What you have to do | Please reproduce every line of the records below verbatim, leaving out the pictures.

* * *

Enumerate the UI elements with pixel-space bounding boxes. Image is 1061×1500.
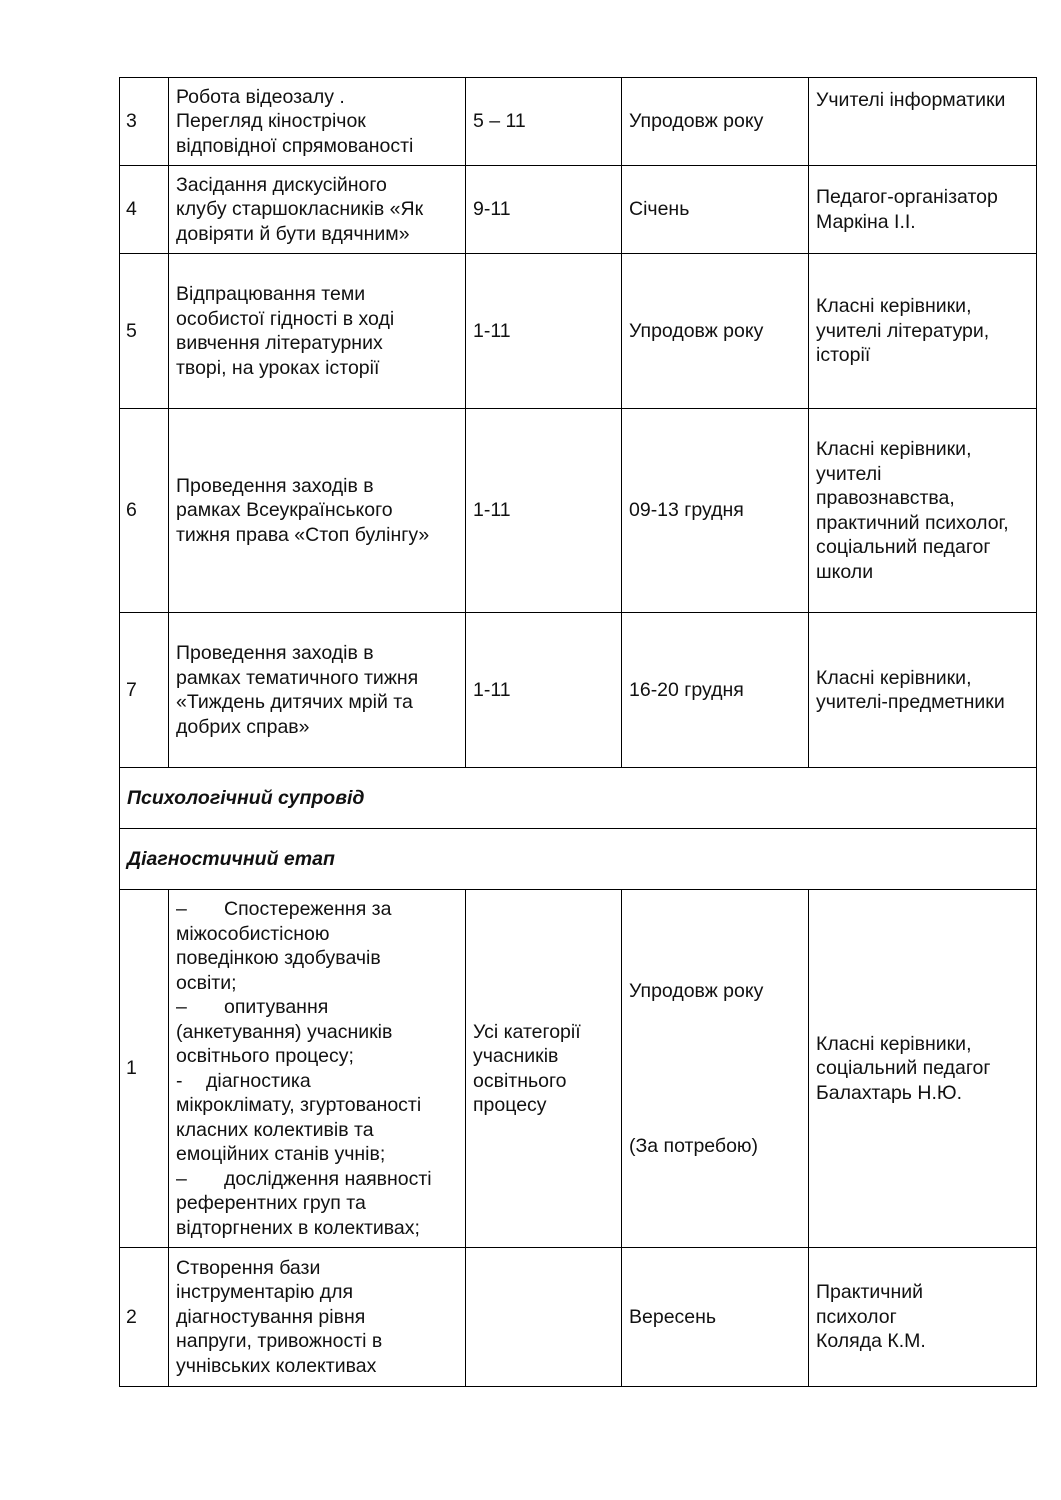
table-row <box>120 890 1037 1248</box>
activity-cell: Засідання дискусійного клубу старшокласників «Як довіряти й бути вдячним» <box>169 166 466 254</box>
activity-cell: Відпрацювання теми особистої гідності в ході вивчення літературних творі, на уроках історії <box>169 254 466 409</box>
row-number: 7 <box>120 613 169 768</box>
activity-cell: Робота відеозалу . Перегляд кінострічок відповідної спрямованості <box>169 78 466 166</box>
grades-cell: 1-11 <box>466 254 622 409</box>
responsible-cell: Учителі інформатики <box>809 78 1037 166</box>
term-cell: 09-13 грудня <box>622 409 809 613</box>
grades-cell: Усі категорії учасників освітнього процесу <box>466 890 622 1248</box>
section-row <box>120 768 1037 829</box>
grades-cell: 1-11 <box>466 409 622 613</box>
activity-cell: Проведення заходів в рамках Всеукраїнського тижня права «Стоп булінгу» <box>169 409 466 613</box>
term-cell: 16-20 грудня <box>622 613 809 768</box>
term-cell <box>622 890 809 1248</box>
table-row <box>120 409 1037 613</box>
activity-plan-table <box>119 77 1037 1387</box>
section-row <box>120 829 1037 890</box>
activity-cell: – Спостереження за міжособистісною поведінкою здобувачів освіти; – опитування (анкетування) учасників освітнього процесу; - діагностика мікроклімату, згуртованості класних колективів та емоційних станів учнів; – дослідження наявності референтних груп та відторгнених в колективах; <box>169 890 466 1248</box>
term-cell: Упродовж року <box>622 78 809 166</box>
grades-cell: 1-11 <box>466 613 622 768</box>
responsible-cell: Педагог-організатор Маркіна І.І. <box>809 166 1037 254</box>
row-number: 6 <box>120 409 169 613</box>
grades-cell <box>466 1248 622 1387</box>
activity-cell: Створення бази інструментарію для діагностування рівня напруги, тривожності в учнівських колективах <box>169 1248 466 1387</box>
grades-cell: 9-11 <box>466 166 622 254</box>
responsible-cell: Класні керівники, соціальний педагог Балахтарь Н.Ю. <box>809 890 1037 1248</box>
term-cell: Упродовж року <box>622 254 809 409</box>
grades-cell: 5 – 11 <box>466 78 622 166</box>
activity-cell: Проведення заходів в рамках тематичного тижня «Тиждень дитячих мрій та добрих справ» <box>169 613 466 768</box>
row-number: 3 <box>120 78 169 166</box>
section-title-psych: Психологічний супровід <box>120 768 1037 829</box>
row-number: 2 <box>120 1248 169 1387</box>
section-title-diag: Діагностичний етап <box>120 829 1037 890</box>
term-bottom: (За потребою) <box>629 1135 759 1157</box>
row-number: 4 <box>120 166 169 254</box>
table-row <box>120 78 1037 166</box>
row-number: 5 <box>120 254 169 409</box>
term-cell: Січень <box>622 166 809 254</box>
table-row <box>120 254 1037 409</box>
table-row <box>120 1248 1037 1387</box>
term-cell: Вересень <box>622 1248 809 1387</box>
table-row <box>120 166 1037 254</box>
table-row <box>120 613 1037 768</box>
responsible-cell: Класні керівники, учителі літератури, історії <box>809 254 1037 409</box>
responsible-cell: Практичний психолог Коляда К.М. <box>809 1248 1037 1387</box>
term-top: Упродовж року <box>629 979 764 1002</box>
row-number: 1 <box>120 890 169 1248</box>
responsible-cell: Класні керівники, учителі-предметники <box>809 613 1037 768</box>
responsible-cell: Класні керівники, учителі правознавства, практичний психолог, соціальний педагог школи <box>809 409 1037 613</box>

* * *

Result for this exercise |
Enumerate the UI elements with pixel-space bounding boxes. Image is 1061×1500.
table-row <box>120 890 1037 1248</box>
activity-cell: Засідання дискусійного клубу старшокласників «Як довіряти й бути вдячним» <box>169 166 466 254</box>
activity-cell: Відпрацювання теми особистої гідності в ході вивчення літературних творі, на уроках історії <box>169 254 466 409</box>
row-number: 7 <box>120 613 169 768</box>
activity-cell: Робота відеозалу . Перегляд кінострічок відповідної спрямованості <box>169 78 466 166</box>
grades-cell: 1-11 <box>466 254 622 409</box>
responsible-cell: Учителі інформатики <box>809 78 1037 166</box>
term-cell: 09-13 грудня <box>622 409 809 613</box>
grades-cell: Усі категорії учасників освітнього процесу <box>466 890 622 1248</box>
section-row <box>120 768 1037 829</box>
grades-cell: 1-11 <box>466 409 622 613</box>
activity-cell: Проведення заходів в рамках Всеукраїнського тижня права «Стоп булінгу» <box>169 409 466 613</box>
term-cell: 16-20 грудня <box>622 613 809 768</box>
term-cell <box>622 890 809 1248</box>
table-row <box>120 409 1037 613</box>
activity-plan-table <box>119 77 1037 1387</box>
section-row <box>120 829 1037 890</box>
activity-cell: – Спостереження за міжособистісною поведінкою здобувачів освіти; – опитування (анкетування) учасників освітнього процесу; - діагностика мікроклімату, згуртованості класних колективів та емоційних станів учнів; – дослідження наявності референтних груп та відторгнених в колективах; <box>169 890 466 1248</box>
term-cell: Упродовж року <box>622 78 809 166</box>
grades-cell: 1-11 <box>466 613 622 768</box>
responsible-cell: Педагог-організатор Маркіна І.І. <box>809 166 1037 254</box>
row-number: 6 <box>120 409 169 613</box>
grades-cell <box>466 1248 622 1387</box>
activity-cell: Створення бази інструментарію для діагностування рівня напруги, тривожності в учнівських колективах <box>169 1248 466 1387</box>
grades-cell: 9-11 <box>466 166 622 254</box>
responsible-cell: Класні керівники, соціальний педагог Балахтарь Н.Ю. <box>809 890 1037 1248</box>
term-cell: Упродовж року <box>622 254 809 409</box>
grades-cell: 5 – 11 <box>466 78 622 166</box>
activity-cell: Проведення заходів в рамках тематичного тижня «Тиждень дитячих мрій та добрих справ» <box>169 613 466 768</box>
row-number: 3 <box>120 78 169 166</box>
section-title-psych: Психологічний супровід <box>120 768 1037 829</box>
row-number: 2 <box>120 1248 169 1387</box>
section-title-diag: Діагностичний етап <box>120 829 1037 890</box>
term-bottom: (За потребою) <box>629 1135 759 1157</box>
row-number: 4 <box>120 166 169 254</box>
table-row <box>120 78 1037 166</box>
row-number: 5 <box>120 254 169 409</box>
term-cell: Січень <box>622 166 809 254</box>
table-row <box>120 254 1037 409</box>
table-row <box>120 1248 1037 1387</box>
term-cell: Вересень <box>622 1248 809 1387</box>
table-row <box>120 166 1037 254</box>
table-row <box>120 613 1037 768</box>
responsible-cell: Класні керівники, учителі літератури, історії <box>809 254 1037 409</box>
responsible-cell: Практичний психолог Коляда К.М. <box>809 1248 1037 1387</box>
term-top: Упродовж року <box>629 979 764 1002</box>
row-number: 1 <box>120 890 169 1248</box>
responsible-cell: Класні керівники, учителі-предметники <box>809 613 1037 768</box>
responsible-cell: Класні керівники, учителі правознавства, практичний психолог, соціальний педагог школи <box>809 409 1037 613</box>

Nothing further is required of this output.